**Information given:**
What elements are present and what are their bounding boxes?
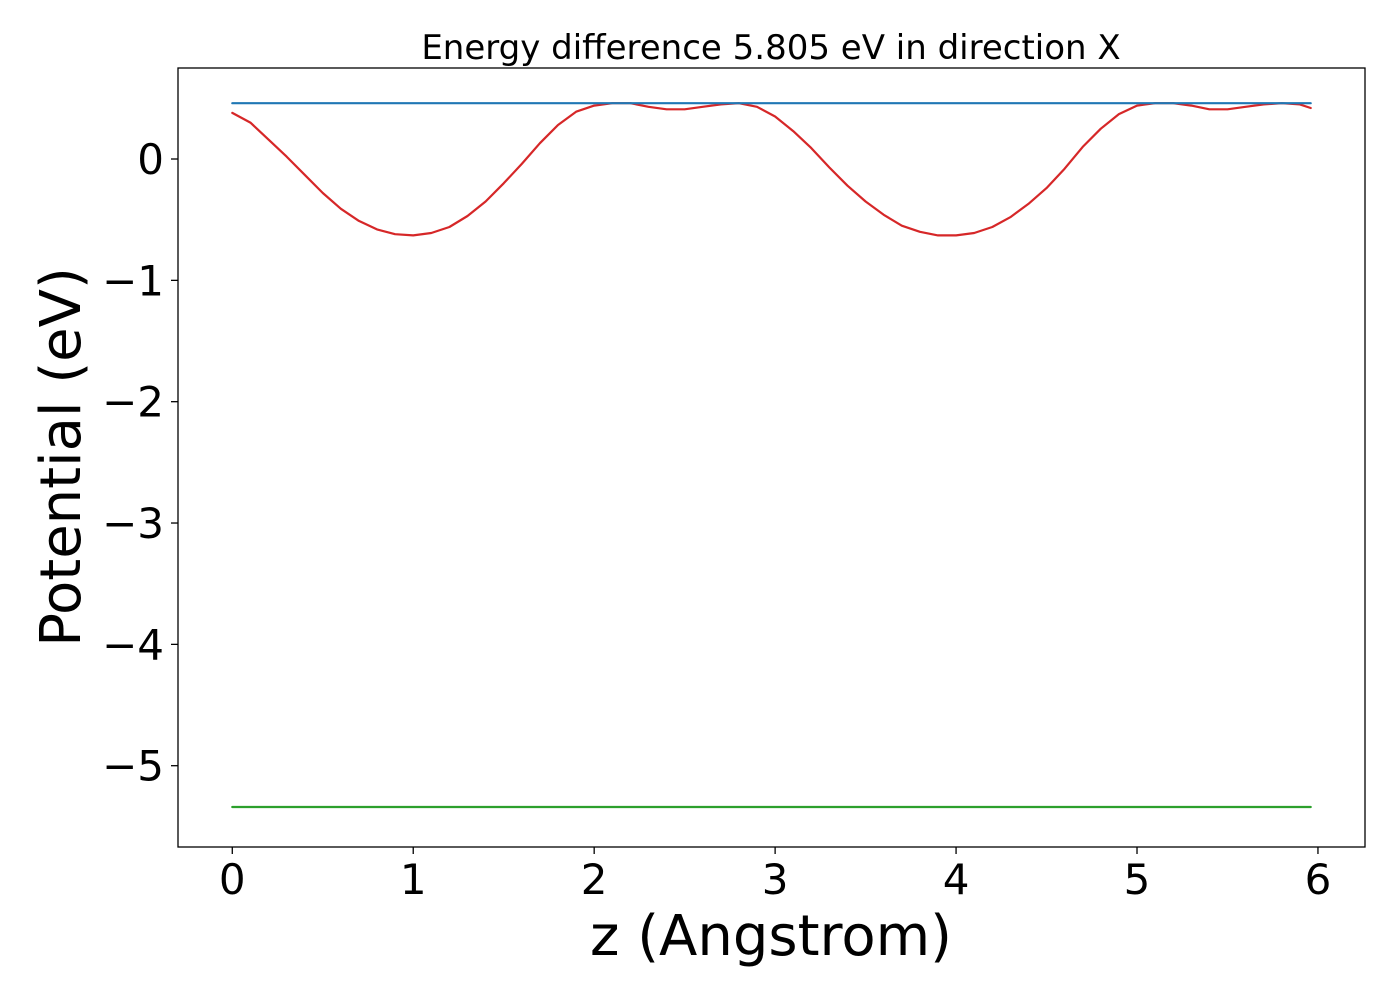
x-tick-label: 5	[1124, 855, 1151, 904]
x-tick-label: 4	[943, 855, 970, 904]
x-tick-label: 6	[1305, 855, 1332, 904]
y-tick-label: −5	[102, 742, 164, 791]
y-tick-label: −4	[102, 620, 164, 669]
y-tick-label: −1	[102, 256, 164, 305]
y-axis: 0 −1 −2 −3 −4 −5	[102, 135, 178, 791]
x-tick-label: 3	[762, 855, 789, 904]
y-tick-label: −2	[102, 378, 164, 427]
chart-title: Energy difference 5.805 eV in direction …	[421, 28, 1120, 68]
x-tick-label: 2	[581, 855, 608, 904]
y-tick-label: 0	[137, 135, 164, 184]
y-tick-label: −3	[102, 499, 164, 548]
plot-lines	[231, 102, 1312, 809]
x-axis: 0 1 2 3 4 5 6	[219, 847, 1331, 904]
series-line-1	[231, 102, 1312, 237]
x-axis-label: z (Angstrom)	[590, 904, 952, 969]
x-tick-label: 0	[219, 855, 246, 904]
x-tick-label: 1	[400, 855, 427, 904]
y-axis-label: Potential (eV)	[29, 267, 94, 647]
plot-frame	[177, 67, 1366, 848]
* * *
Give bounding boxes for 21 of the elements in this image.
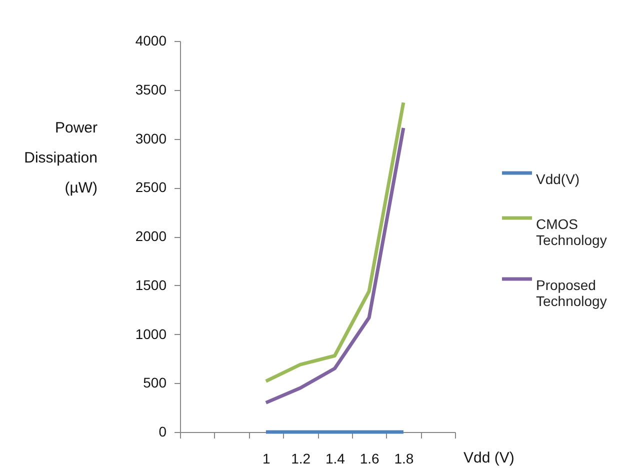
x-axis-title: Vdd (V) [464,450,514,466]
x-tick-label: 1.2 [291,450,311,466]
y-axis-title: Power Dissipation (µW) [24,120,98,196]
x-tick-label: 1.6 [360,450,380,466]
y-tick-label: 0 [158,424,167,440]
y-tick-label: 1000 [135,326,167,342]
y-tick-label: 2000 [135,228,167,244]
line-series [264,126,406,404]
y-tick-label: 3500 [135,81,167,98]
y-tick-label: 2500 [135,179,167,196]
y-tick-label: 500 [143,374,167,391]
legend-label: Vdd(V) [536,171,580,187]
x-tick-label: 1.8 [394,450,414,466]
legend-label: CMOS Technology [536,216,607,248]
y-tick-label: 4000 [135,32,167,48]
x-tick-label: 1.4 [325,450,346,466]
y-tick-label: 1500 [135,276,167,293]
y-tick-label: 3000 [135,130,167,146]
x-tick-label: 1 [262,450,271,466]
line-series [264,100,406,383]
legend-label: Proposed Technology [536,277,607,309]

**Stated task:**
Reproduce the listing verbatim, starting with the line containing "Give bounding boxes" and going on through the line containing "legend-label: Proposed Technology", both included. Leave the pictures out of your answer.

**Complete answer:**
Give bounding boxes for 21 of the elements in this image.
x-axis-title: Vdd (V) [464,450,514,466]
x-tick-label: 1.2 [291,450,311,466]
y-axis-title: Power Dissipation (µW) [24,120,98,196]
x-tick-label: 1.6 [360,450,380,466]
y-tick-label: 0 [158,424,167,440]
y-tick-label: 1000 [135,326,167,342]
y-tick-label: 2000 [135,228,167,244]
line-series [264,126,406,404]
y-tick-label: 3500 [135,81,167,98]
y-tick-label: 2500 [135,179,167,196]
y-tick-label: 500 [143,374,167,391]
legend-label: Vdd(V) [536,171,580,187]
x-tick-label: 1.8 [394,450,414,466]
legend-label: CMOS Technology [536,216,607,248]
y-tick-label: 4000 [135,32,167,48]
x-tick-label: 1.4 [325,450,346,466]
y-tick-label: 1500 [135,276,167,293]
y-tick-label: 3000 [135,130,167,146]
x-tick-label: 1 [262,450,271,466]
line-series [264,100,406,383]
legend-label: Proposed Technology [536,277,607,309]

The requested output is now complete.